### Given request
Quote the records word for word, starting with the first line and going on through the line that contains "item-cell: 重要功能: [153, 695, 352, 755]".

### Records provided
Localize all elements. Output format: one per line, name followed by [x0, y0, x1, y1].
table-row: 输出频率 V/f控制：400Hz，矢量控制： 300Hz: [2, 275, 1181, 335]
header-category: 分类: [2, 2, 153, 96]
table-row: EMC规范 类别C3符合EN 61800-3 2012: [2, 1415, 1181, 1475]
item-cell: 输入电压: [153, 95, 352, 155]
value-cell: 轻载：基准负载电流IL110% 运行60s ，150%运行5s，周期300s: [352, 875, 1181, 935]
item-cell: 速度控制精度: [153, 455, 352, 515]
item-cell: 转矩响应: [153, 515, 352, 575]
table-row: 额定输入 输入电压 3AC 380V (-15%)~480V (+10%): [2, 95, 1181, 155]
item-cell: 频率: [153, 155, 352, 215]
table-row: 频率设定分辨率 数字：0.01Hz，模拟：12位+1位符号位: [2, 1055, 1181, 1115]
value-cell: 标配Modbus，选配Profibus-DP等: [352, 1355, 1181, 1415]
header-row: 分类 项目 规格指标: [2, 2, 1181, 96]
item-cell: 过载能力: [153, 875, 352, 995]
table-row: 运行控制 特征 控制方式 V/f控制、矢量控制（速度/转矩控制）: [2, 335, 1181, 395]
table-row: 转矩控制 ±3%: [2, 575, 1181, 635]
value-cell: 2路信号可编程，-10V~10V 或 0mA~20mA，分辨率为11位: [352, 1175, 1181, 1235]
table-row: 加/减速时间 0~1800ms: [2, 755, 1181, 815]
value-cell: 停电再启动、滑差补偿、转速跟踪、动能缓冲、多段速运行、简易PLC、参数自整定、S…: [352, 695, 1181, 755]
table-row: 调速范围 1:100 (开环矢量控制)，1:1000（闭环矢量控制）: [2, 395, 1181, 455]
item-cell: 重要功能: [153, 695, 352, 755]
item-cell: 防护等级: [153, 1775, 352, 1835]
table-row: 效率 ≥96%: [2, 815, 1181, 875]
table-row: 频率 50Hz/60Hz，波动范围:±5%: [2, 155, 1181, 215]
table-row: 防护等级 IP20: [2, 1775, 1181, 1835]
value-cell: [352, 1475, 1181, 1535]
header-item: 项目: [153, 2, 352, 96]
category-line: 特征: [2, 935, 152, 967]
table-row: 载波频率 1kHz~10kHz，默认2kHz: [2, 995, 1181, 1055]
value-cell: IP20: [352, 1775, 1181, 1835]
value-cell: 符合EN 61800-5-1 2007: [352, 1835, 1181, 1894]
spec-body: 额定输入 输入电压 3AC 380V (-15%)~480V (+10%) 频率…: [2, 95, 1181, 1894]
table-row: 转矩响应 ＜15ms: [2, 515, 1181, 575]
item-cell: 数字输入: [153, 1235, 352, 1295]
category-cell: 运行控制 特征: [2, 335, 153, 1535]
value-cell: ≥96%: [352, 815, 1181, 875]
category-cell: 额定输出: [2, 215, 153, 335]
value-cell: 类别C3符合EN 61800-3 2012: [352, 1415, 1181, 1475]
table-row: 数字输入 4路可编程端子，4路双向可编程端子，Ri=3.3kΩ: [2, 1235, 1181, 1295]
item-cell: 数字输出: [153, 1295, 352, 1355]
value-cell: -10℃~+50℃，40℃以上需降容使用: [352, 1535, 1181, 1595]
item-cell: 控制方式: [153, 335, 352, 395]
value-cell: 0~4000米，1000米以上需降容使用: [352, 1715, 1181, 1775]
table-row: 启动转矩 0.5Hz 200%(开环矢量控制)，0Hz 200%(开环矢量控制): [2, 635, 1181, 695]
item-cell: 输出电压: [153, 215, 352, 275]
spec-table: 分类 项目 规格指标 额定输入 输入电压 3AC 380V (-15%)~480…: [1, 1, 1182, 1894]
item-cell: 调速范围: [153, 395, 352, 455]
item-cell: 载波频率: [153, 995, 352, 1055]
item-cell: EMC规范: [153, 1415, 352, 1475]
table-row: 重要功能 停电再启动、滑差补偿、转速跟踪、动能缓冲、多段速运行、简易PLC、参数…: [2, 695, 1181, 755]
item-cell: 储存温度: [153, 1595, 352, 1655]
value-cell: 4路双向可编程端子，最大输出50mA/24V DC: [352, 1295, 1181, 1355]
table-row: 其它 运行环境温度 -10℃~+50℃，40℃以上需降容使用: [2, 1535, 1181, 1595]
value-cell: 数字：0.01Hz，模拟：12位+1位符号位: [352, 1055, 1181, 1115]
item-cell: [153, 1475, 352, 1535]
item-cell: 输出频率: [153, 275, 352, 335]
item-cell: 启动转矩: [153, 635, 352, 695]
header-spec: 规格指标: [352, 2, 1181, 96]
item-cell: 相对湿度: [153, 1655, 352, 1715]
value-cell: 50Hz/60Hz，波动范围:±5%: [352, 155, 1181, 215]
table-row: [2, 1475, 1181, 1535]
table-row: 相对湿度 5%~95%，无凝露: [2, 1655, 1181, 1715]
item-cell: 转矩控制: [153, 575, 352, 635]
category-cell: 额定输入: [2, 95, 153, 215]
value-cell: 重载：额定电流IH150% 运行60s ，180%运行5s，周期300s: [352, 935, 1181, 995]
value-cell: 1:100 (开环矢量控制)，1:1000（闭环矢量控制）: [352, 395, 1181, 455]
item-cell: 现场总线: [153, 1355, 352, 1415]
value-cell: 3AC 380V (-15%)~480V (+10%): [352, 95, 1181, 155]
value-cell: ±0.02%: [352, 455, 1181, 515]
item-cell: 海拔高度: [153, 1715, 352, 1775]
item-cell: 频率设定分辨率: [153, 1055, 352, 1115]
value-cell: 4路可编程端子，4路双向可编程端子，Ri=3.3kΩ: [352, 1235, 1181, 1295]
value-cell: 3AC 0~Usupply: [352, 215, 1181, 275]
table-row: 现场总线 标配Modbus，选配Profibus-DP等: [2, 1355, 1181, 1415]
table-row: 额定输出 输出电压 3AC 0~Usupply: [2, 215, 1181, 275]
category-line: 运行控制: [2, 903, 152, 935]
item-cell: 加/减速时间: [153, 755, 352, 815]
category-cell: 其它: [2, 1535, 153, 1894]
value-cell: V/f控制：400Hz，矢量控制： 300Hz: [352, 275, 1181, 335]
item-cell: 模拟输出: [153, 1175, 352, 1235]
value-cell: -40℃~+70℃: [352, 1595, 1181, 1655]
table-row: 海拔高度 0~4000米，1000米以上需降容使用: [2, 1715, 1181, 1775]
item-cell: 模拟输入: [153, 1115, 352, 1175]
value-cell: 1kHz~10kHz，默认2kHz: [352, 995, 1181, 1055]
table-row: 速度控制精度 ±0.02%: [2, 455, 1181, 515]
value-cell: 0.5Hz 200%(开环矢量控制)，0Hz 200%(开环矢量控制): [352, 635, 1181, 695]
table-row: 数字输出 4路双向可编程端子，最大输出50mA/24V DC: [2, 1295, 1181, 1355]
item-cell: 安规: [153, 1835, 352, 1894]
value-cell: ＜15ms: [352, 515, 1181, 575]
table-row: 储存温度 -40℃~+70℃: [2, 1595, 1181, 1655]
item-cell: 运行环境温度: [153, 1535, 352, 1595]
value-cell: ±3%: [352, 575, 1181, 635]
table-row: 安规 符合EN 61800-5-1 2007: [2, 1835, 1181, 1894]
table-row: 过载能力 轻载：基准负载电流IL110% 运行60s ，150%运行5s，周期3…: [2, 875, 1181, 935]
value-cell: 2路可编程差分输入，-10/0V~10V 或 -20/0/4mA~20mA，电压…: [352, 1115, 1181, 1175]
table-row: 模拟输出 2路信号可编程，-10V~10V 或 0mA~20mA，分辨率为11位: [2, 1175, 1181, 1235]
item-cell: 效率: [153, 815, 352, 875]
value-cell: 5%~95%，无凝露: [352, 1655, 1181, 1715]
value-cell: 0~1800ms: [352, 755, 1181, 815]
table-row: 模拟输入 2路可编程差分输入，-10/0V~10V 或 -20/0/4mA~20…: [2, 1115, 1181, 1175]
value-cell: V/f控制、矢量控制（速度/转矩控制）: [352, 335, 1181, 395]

### Expected output
Localize all elements. Output format: one per line, name followed by [x0, y0, x1, y1].
table-row: 输出频率 V/f控制：400Hz，矢量控制： 300Hz: [2, 275, 1181, 335]
header-category: 分类: [2, 2, 153, 96]
table-row: EMC规范 类别C3符合EN 61800-3 2012: [2, 1415, 1181, 1475]
item-cell: 输入电压: [153, 95, 352, 155]
value-cell: 轻载：基准负载电流IL110% 运行60s ，150%运行5s，周期300s: [352, 875, 1181, 935]
item-cell: 速度控制精度: [153, 455, 352, 515]
item-cell: 转矩响应: [153, 515, 352, 575]
table-row: 额定输入 输入电压 3AC 380V (-15%)~480V (+10%): [2, 95, 1181, 155]
item-cell: 频率: [153, 155, 352, 215]
table-row: 频率设定分辨率 数字：0.01Hz，模拟：12位+1位符号位: [2, 1055, 1181, 1115]
value-cell: 标配Modbus，选配Profibus-DP等: [352, 1355, 1181, 1415]
header-row: 分类 项目 规格指标: [2, 2, 1181, 96]
item-cell: 过载能力: [153, 875, 352, 995]
table-row: 运行控制 特征 控制方式 V/f控制、矢量控制（速度/转矩控制）: [2, 335, 1181, 395]
table-row: 转矩控制 ±3%: [2, 575, 1181, 635]
value-cell: 2路信号可编程，-10V~10V 或 0mA~20mA，分辨率为11位: [352, 1175, 1181, 1235]
table-row: 加/减速时间 0~1800ms: [2, 755, 1181, 815]
value-cell: 停电再启动、滑差补偿、转速跟踪、动能缓冲、多段速运行、简易PLC、参数自整定、S…: [352, 695, 1181, 755]
table-row: 调速范围 1:100 (开环矢量控制)，1:1000（闭环矢量控制）: [2, 395, 1181, 455]
item-cell: 重要功能: [153, 695, 352, 755]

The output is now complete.